Exercise instructions —
Work out how many lines hold the string "main". The answer is a single number, nothing more.

START

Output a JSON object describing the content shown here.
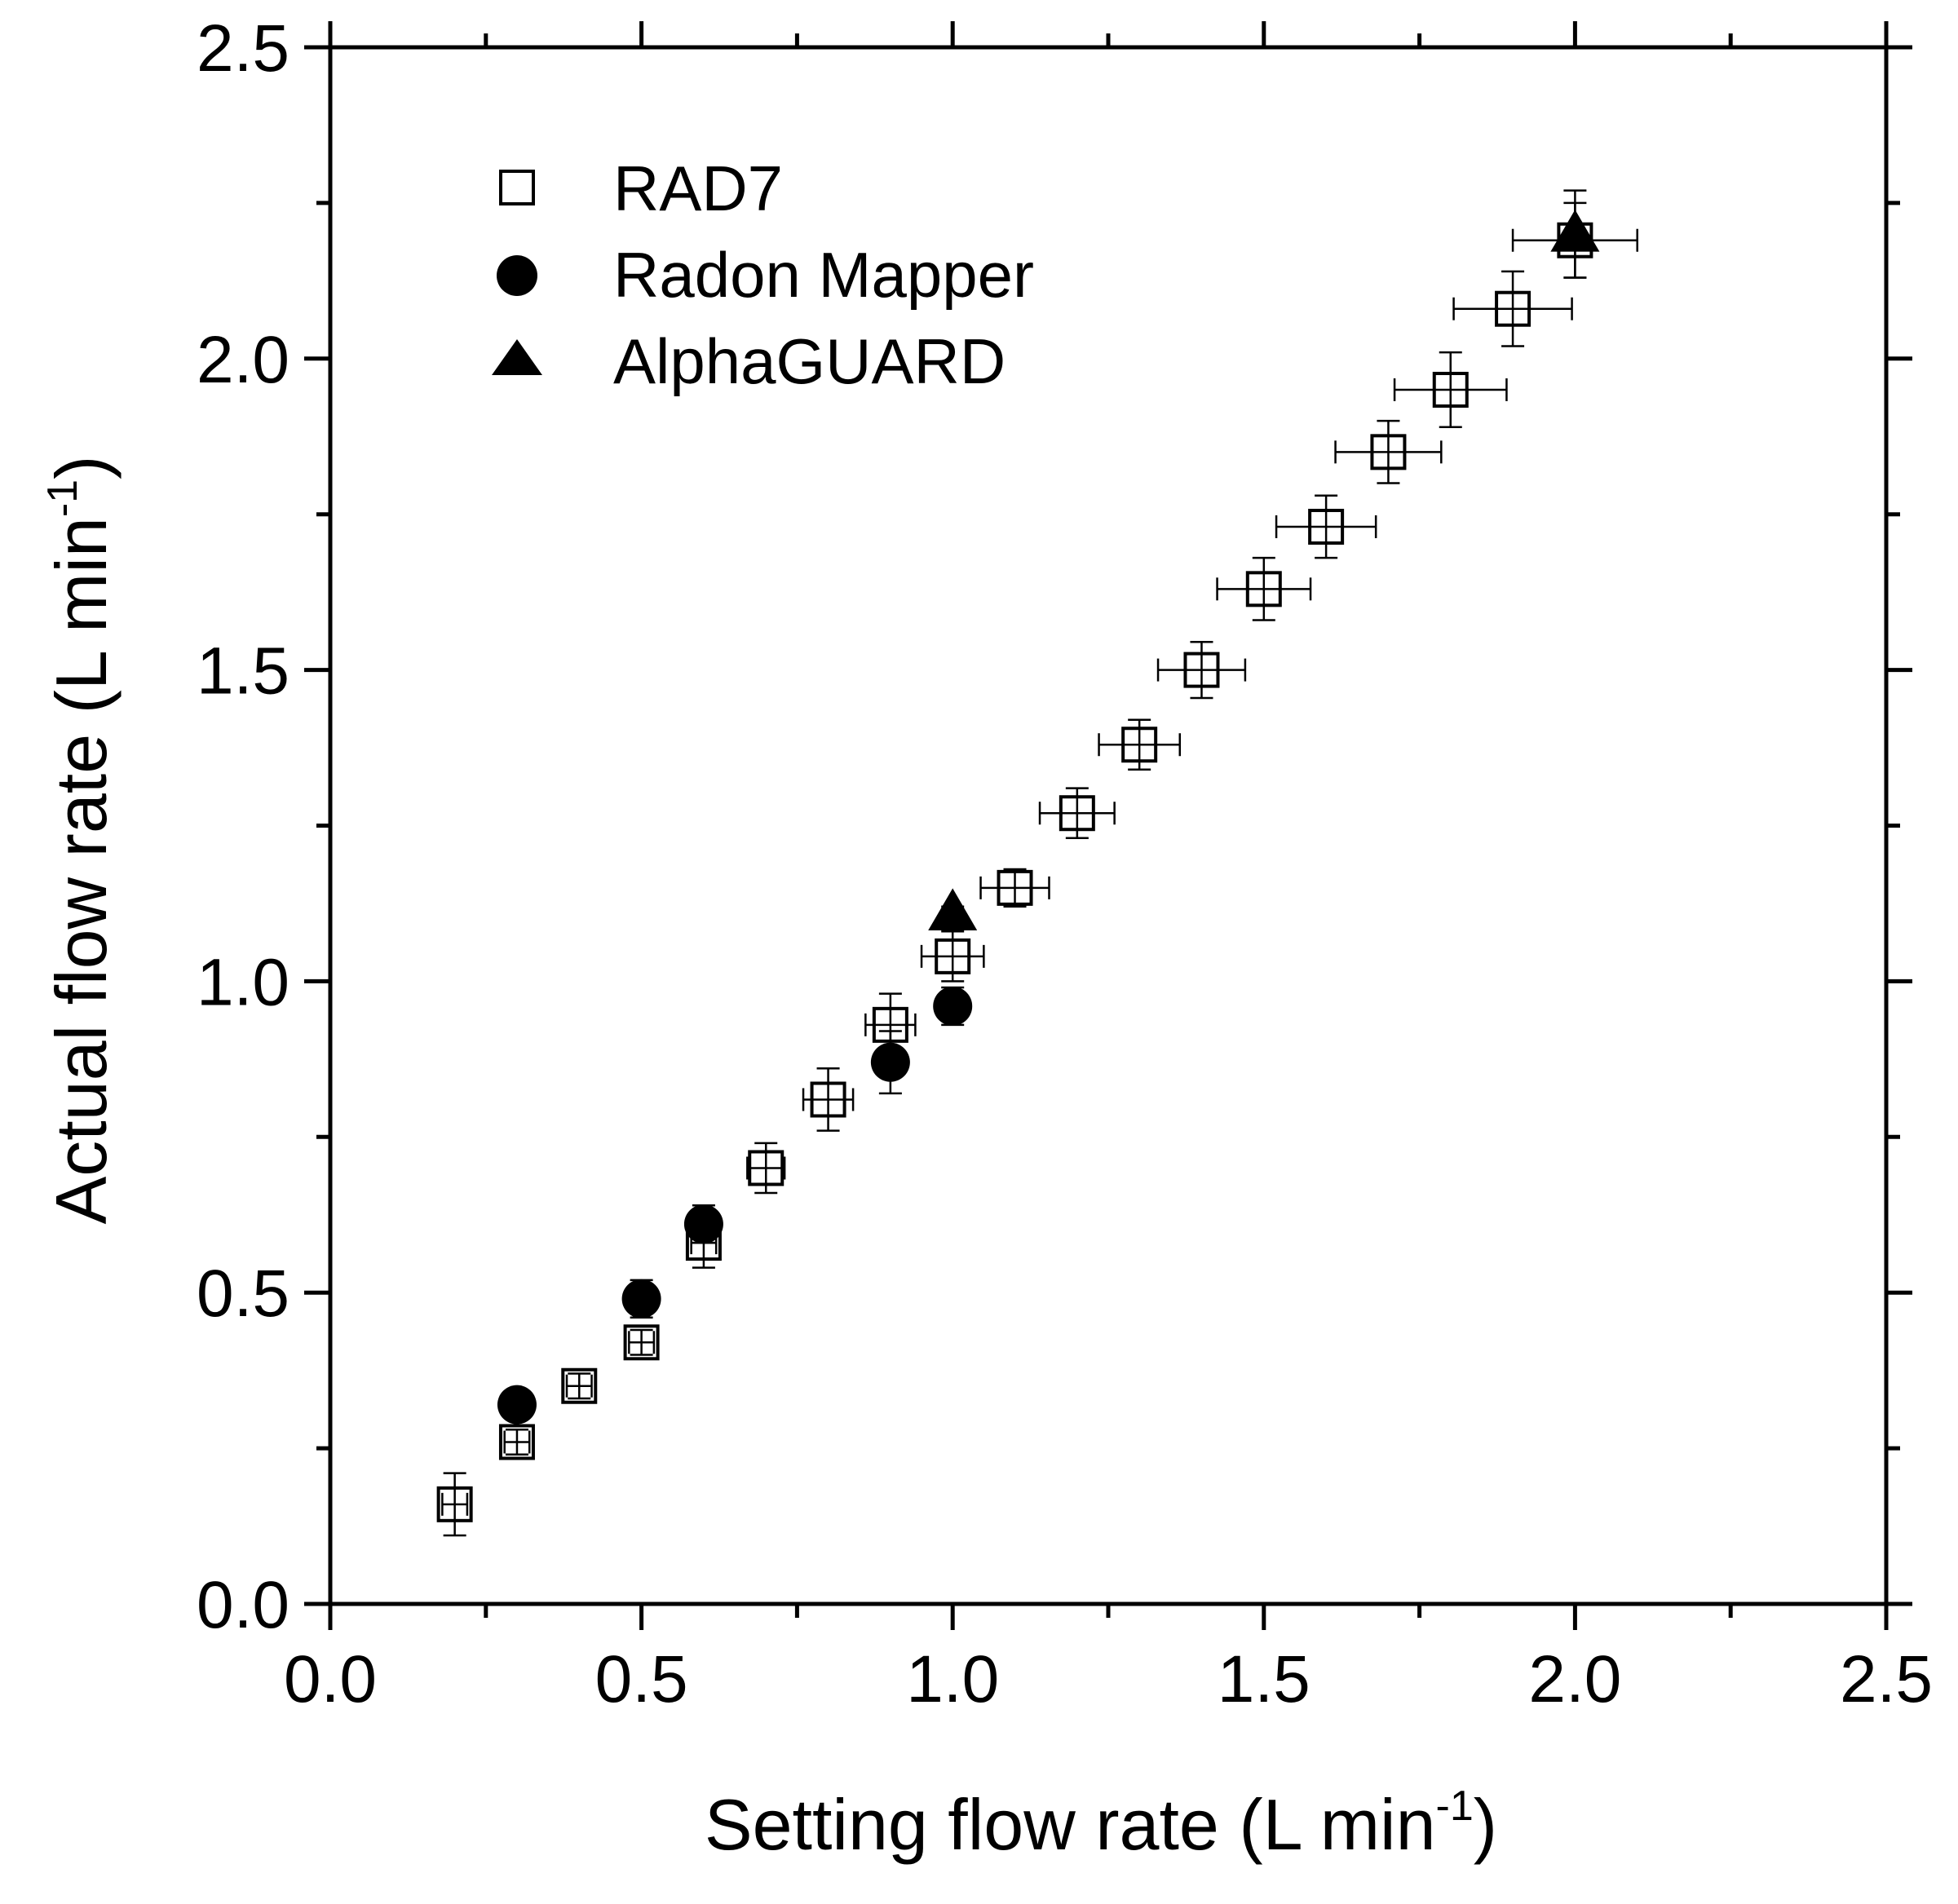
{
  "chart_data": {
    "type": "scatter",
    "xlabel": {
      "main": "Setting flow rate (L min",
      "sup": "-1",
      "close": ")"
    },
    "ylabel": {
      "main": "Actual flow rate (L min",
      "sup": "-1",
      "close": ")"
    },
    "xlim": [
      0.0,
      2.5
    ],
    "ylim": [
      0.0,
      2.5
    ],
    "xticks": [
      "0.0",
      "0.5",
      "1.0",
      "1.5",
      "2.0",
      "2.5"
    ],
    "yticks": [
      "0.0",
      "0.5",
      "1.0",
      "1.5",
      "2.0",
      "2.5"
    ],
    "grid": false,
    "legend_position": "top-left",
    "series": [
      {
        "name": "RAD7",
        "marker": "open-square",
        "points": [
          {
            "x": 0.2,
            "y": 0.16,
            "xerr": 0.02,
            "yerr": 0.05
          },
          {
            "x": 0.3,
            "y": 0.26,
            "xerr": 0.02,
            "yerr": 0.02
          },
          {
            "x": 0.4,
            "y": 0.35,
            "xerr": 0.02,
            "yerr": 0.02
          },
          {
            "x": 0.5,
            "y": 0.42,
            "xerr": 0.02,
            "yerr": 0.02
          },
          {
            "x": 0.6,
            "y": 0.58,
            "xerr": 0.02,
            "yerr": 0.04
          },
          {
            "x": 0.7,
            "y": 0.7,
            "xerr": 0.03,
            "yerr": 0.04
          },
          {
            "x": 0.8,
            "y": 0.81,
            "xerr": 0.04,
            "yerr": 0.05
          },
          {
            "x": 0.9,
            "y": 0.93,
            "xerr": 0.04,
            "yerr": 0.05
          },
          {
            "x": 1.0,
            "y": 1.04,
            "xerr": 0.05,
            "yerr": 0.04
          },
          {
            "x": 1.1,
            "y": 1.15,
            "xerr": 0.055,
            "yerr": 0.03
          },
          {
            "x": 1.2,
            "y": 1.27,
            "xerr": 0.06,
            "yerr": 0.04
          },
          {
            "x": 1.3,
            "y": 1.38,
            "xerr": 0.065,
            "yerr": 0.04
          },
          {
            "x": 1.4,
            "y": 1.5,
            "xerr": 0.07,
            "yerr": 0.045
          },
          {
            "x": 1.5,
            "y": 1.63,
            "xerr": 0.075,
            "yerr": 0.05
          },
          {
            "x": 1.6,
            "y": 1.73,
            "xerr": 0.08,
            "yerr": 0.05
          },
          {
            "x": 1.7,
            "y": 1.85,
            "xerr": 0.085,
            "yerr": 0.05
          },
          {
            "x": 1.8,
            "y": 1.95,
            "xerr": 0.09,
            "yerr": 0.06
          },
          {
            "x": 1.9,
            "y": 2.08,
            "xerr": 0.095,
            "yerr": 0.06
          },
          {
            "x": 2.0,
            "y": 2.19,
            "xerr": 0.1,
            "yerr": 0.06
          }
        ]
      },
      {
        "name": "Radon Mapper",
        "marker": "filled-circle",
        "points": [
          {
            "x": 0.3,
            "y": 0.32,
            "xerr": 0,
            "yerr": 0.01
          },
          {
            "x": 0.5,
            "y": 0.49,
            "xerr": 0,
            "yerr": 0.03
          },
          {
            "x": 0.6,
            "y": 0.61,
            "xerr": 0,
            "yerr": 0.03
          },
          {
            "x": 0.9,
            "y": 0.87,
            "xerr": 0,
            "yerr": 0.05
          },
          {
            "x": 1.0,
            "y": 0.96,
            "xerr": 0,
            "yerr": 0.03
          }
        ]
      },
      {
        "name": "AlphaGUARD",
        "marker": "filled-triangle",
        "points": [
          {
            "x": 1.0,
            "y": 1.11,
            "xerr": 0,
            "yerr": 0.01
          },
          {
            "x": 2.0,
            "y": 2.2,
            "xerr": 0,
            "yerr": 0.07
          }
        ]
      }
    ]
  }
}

END

The reply —
2